##### Dataset rows #####
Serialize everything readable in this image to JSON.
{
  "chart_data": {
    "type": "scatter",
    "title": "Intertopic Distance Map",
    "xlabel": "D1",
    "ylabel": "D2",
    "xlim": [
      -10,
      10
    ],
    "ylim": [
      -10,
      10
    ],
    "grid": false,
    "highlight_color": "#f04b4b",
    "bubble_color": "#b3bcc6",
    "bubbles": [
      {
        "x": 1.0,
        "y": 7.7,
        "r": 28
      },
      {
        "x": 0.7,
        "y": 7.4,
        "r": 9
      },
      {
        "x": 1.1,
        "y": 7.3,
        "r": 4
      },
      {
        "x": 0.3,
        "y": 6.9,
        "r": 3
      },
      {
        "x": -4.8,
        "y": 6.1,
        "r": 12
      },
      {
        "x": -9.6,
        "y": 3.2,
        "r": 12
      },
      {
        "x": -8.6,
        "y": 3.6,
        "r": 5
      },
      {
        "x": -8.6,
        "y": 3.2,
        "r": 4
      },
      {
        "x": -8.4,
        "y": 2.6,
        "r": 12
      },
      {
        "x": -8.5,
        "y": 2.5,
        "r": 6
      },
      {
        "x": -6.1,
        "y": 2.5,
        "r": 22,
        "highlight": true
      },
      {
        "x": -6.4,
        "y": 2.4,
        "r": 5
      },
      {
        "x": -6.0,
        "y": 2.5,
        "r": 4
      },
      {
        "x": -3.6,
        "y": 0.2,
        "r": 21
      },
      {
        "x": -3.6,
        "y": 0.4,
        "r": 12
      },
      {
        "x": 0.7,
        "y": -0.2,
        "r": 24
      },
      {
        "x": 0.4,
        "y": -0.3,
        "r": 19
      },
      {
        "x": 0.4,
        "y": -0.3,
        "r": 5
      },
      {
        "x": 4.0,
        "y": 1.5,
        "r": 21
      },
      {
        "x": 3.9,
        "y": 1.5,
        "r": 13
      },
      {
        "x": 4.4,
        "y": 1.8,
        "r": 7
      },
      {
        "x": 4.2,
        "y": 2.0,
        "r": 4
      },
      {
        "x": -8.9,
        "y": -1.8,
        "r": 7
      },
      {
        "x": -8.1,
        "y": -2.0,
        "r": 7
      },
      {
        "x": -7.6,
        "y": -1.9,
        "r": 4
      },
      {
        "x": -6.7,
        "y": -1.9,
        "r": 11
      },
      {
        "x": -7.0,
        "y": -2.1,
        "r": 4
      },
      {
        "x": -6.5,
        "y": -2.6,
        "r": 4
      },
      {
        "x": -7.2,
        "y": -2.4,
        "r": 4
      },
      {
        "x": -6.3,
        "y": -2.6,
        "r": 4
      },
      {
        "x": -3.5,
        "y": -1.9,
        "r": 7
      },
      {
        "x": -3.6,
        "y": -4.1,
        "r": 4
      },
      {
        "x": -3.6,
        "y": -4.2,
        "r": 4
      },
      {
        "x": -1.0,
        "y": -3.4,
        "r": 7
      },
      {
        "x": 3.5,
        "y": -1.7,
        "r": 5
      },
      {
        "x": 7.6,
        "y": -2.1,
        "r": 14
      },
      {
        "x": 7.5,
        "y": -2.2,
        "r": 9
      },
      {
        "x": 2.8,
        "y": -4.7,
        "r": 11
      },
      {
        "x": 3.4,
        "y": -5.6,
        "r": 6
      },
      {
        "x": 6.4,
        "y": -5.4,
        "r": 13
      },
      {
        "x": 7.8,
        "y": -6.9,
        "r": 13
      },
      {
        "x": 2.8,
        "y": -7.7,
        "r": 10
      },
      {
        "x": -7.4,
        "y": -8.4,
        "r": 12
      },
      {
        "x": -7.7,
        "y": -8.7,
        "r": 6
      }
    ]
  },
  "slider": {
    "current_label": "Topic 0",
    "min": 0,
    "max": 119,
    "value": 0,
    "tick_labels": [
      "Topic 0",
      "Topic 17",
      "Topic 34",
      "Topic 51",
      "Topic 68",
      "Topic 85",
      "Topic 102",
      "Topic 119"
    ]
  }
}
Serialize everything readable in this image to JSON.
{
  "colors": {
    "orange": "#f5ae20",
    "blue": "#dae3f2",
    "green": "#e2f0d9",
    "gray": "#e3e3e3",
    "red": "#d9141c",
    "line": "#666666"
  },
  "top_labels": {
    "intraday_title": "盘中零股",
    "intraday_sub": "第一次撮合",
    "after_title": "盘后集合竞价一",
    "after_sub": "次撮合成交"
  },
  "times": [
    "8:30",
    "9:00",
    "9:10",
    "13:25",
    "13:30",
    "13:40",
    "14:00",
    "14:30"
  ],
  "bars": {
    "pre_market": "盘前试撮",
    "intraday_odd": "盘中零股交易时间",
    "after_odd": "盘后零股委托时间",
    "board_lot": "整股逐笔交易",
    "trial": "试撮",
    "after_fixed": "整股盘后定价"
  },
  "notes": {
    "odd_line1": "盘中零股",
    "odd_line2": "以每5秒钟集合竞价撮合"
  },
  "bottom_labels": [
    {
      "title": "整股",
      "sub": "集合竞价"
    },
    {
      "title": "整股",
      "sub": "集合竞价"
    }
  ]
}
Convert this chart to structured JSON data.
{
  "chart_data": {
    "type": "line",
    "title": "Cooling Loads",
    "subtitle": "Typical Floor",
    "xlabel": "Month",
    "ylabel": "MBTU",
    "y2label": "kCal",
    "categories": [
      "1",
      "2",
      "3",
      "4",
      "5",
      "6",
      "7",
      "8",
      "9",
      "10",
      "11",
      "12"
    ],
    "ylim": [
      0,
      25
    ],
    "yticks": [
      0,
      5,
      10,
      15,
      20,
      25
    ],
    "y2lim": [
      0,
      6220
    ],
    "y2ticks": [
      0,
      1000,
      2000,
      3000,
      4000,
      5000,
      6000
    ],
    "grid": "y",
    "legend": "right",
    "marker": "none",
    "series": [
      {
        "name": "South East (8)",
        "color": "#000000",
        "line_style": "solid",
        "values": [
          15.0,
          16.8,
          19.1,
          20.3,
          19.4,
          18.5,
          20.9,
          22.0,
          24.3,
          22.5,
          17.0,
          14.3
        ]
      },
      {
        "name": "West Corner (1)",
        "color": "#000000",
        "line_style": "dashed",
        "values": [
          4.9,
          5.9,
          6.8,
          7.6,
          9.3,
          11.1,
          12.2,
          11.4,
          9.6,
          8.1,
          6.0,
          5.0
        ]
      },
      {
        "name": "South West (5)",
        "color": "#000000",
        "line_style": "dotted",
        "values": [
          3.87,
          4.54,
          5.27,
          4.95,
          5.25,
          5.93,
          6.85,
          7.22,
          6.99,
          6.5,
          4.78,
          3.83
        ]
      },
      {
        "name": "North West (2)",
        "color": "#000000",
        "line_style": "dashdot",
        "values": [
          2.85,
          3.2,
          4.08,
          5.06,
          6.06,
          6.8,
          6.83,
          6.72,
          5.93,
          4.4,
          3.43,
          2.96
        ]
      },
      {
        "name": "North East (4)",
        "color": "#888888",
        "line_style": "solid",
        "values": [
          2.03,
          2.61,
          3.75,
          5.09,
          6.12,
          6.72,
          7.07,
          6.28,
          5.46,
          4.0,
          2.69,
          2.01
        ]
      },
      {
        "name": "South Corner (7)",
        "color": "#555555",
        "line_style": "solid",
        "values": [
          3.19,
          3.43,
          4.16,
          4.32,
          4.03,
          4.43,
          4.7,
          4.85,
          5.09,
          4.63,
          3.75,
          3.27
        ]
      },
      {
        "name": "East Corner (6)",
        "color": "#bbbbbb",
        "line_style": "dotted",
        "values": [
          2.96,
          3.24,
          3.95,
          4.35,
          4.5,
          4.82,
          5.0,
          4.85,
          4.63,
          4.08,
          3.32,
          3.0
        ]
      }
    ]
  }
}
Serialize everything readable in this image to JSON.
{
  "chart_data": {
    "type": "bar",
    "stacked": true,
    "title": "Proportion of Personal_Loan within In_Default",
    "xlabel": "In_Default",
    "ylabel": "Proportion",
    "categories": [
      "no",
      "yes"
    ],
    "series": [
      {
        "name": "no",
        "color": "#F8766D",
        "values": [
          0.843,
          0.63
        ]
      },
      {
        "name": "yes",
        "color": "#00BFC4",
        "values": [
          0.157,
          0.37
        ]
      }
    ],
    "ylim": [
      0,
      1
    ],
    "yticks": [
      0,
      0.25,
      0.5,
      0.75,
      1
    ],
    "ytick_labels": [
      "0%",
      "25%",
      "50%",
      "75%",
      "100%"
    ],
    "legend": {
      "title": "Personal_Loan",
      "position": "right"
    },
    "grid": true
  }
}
#####
▸ **The request**
In the records above, locate every line with the string "Corner" and copy it.

▸ **Expected output**
        "name": "West Corner (1)",
        "name": "South Corner (7)",
        "name": "East Corner (6)",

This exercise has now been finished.